→ **Provided entries**
* START *
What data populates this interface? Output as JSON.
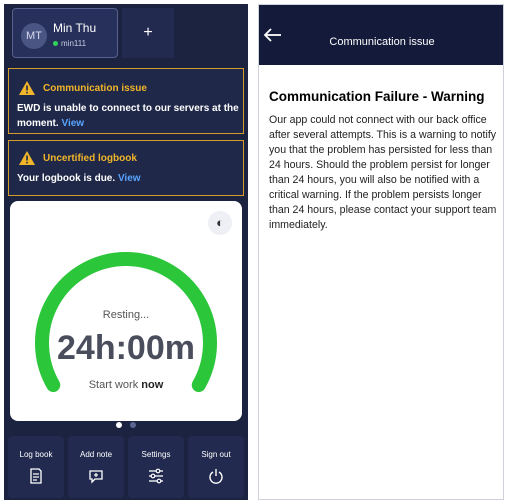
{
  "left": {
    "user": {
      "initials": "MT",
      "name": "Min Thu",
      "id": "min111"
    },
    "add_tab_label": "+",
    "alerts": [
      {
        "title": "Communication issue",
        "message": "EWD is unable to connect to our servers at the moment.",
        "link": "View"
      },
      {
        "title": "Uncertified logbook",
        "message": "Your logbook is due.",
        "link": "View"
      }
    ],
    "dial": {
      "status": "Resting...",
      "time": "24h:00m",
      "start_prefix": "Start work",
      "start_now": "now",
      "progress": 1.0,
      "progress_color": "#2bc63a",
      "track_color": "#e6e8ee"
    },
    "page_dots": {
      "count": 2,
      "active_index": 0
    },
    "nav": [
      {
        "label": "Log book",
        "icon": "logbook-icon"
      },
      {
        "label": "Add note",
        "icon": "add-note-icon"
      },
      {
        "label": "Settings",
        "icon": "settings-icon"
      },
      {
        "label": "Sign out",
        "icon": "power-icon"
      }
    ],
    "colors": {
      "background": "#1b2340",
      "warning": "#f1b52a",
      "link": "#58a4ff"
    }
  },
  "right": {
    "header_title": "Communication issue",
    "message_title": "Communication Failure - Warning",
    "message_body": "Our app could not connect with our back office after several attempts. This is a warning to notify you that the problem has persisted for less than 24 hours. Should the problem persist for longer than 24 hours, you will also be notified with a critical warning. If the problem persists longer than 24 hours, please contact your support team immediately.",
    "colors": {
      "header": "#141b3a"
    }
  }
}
* END *
→ **Directions**
Make an exact copy of the data above, pictures excluded.

→ **Expected output**
What data populates this interface? Output as JSON.
{
  "left": {
    "user": {
      "initials": "MT",
      "name": "Min Thu",
      "id": "min111"
    },
    "add_tab_label": "+",
    "alerts": [
      {
        "title": "Communication issue",
        "message": "EWD is unable to connect to our servers at the moment.",
        "link": "View"
      },
      {
        "title": "Uncertified logbook",
        "message": "Your logbook is due.",
        "link": "View"
      }
    ],
    "dial": {
      "status": "Resting...",
      "time": "24h:00m",
      "start_prefix": "Start work",
      "start_now": "now",
      "progress": 1.0,
      "progress_color": "#2bc63a",
      "track_color": "#e6e8ee"
    },
    "page_dots": {
      "count": 2,
      "active_index": 0
    },
    "nav": [
      {
        "label": "Log book",
        "icon": "logbook-icon"
      },
      {
        "label": "Add note",
        "icon": "add-note-icon"
      },
      {
        "label": "Settings",
        "icon": "settings-icon"
      },
      {
        "label": "Sign out",
        "icon": "power-icon"
      }
    ],
    "colors": {
      "background": "#1b2340",
      "warning": "#f1b52a",
      "link": "#58a4ff"
    }
  },
  "right": {
    "header_title": "Communication issue",
    "message_title": "Communication Failure - Warning",
    "message_body": "Our app could not connect with our back office after several attempts. This is a warning to notify you that the problem has persisted for less than 24 hours. Should the problem persist for longer than 24 hours, you will also be notified with a critical warning. If the problem persists longer than 24 hours, please contact your support team immediately.",
    "colors": {
      "header": "#141b3a"
    }
  }
}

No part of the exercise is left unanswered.